→ **Passage provided**:
Mike Grinberg  04:19

The question about what, what the most common mistakes are? So, I mean, there are a lot obviously, um, I would say that, just two big ones, and I would say they’re very much related.

One is, there is… it’s kind of gets back to lead generation aspect, which is, there’s too much effort put into… too much, not an effort per se, but too much perceived value put into the targeting and the goal of collecting contact information. Right. The reality is targeting and contacts are table stakes. Right, I mean, there is zoom info and all the other tools like it, there’s like, you can buy emails, and you can buy contact info. And the reality is, as with traditional lead generation, that’s pretty much what you’re doing. But it’s, you’re probably paying more than you would if you were to buy a bunch of info from, you know, like a zoom info type company.

And, on the flip side, not enough effort and values put on to the creative execution side of things. Because it’s like, okay, well, we got the right people, let’s just get a couple of these static ads out there and let them run for the next three months and see what happens. When you see companies doing that still to this day, where they’re not iterating on their creative enough and on before… forget iterating, they’re not actually understanding their customers well enough, well, it’s easy to target the right people. Right? I mean, especially like, in the B2B side. Targeting LinkedIn is easy. You got all your firmographic info in your database, right, you go into Salesforce, and HubSpot, whatever it is you’re using, it’s okay, here’s my, here’s the, you know, 50 most used job titles that are the decision makers, here’s the types of companies they’re at, and you can analyze your data to understand who your people are, and then targeting them as easy. That’s, that’s the simple part. But people aren’t doing is getting the right insights and talking to the customers enough to actually get the right message in front of them. Right. So it’s like, I mean, software companies do this all the time, right, where it’s like, oh, feature, feature, feature feature feature and nobody cares, right? Because you’re not gonna win on features. You’re gonna win on, your… the point of view that you’re providing and the pain points you’re solving. Right? Like, what is the pain point they’re having, like, put that in front of them? And then like, that’s… those two are the big ones in my mind, obviously. Everything else, I think trickles down from there.

Christian Klepp  07:05

Right, right. No, that’s such a really, I mean, those are really great points that you brought up. And, you know, it’s back to the whole. A lot of companies do the whole like, me, me, me, me, me, look how great our product is. And they forget, like, you know, that really important point you brought up. So what’s in it for the target audience? What’s in it for the customer? How do they benefit from that?

→ **What the exercise asks**: Transcribe, without any change, the portion of the interview transcript above that opens with the words containing "Mike Grinberg  04:19" and closes with "info type company.".

→ **Dataset extract**:
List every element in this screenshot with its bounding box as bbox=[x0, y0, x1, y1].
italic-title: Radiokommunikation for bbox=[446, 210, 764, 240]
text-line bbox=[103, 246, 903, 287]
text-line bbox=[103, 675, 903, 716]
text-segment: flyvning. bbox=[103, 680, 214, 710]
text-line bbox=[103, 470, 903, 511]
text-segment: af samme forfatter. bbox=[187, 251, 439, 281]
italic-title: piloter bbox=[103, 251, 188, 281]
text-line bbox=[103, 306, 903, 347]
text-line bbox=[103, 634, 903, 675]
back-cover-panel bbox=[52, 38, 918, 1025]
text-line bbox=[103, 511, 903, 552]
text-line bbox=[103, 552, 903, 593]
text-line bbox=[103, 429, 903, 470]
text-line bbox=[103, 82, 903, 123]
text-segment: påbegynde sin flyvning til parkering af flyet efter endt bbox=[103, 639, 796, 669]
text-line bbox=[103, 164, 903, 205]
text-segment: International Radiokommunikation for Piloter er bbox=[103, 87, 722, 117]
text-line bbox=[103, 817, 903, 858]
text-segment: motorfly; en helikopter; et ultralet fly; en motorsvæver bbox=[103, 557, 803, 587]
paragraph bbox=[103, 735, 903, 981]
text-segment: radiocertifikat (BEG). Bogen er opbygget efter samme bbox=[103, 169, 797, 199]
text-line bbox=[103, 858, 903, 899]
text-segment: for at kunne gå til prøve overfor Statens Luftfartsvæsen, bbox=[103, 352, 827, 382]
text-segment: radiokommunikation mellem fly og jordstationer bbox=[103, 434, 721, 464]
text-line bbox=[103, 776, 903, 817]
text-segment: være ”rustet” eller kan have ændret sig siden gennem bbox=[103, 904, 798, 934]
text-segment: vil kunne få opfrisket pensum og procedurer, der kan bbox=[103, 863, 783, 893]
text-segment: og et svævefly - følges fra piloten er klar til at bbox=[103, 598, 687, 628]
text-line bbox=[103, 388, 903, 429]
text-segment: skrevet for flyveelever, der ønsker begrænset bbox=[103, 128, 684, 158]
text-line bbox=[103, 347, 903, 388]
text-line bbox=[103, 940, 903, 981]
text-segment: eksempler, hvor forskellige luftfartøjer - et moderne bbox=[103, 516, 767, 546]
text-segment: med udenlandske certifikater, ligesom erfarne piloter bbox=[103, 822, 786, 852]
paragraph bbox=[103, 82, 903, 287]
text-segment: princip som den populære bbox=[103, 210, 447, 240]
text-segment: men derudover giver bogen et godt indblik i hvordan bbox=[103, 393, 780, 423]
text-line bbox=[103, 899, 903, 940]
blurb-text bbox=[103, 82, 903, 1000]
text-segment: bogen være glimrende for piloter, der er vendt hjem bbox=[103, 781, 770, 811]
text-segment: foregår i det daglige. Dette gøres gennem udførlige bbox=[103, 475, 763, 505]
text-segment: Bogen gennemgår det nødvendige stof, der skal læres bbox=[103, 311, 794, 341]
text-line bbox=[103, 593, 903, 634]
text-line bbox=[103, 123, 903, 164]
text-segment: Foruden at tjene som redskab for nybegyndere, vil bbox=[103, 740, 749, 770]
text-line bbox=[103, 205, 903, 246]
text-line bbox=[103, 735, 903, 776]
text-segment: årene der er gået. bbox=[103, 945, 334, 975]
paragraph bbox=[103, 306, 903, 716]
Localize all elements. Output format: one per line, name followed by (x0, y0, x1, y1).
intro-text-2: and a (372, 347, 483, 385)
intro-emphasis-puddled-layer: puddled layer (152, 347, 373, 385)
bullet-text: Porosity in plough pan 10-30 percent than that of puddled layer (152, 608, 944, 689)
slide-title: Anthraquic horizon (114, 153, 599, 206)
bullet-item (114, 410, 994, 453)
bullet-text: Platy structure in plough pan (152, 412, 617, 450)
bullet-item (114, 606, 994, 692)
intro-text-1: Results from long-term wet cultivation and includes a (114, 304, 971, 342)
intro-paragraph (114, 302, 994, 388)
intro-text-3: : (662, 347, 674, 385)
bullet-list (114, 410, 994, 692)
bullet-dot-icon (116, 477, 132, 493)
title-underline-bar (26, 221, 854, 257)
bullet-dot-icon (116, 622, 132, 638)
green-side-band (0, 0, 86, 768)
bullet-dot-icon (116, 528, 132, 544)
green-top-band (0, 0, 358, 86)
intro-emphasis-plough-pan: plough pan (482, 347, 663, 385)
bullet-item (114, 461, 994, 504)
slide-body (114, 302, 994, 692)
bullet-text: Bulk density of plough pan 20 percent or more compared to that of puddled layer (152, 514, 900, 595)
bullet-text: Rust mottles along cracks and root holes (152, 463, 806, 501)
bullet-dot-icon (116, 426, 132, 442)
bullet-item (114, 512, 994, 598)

→ **Written answer**:
Mike Grinberg  04:19

The question about what, what the most common mistakes are? So, I mean, there are a lot obviously, um, I would say that, just two big ones, and I would say they’re very much related.

One is, there is… it’s kind of gets back to lead generation aspect, which is, there’s too much effort put into… too much, not an effort per se, but too much perceived value put into the targeting and the goal of collecting contact information. Right. The reality is targeting and contacts are table stakes. Right, I mean, there is zoom info and all the other tools like it, there’s like, you can buy emails, and you can buy contact info. And the reality is, as with traditional lead generation, that’s pretty much what you’re doing. But it’s, you’re probably paying more than you would if you were to buy a bunch of info from, you know, like a zoom info type company.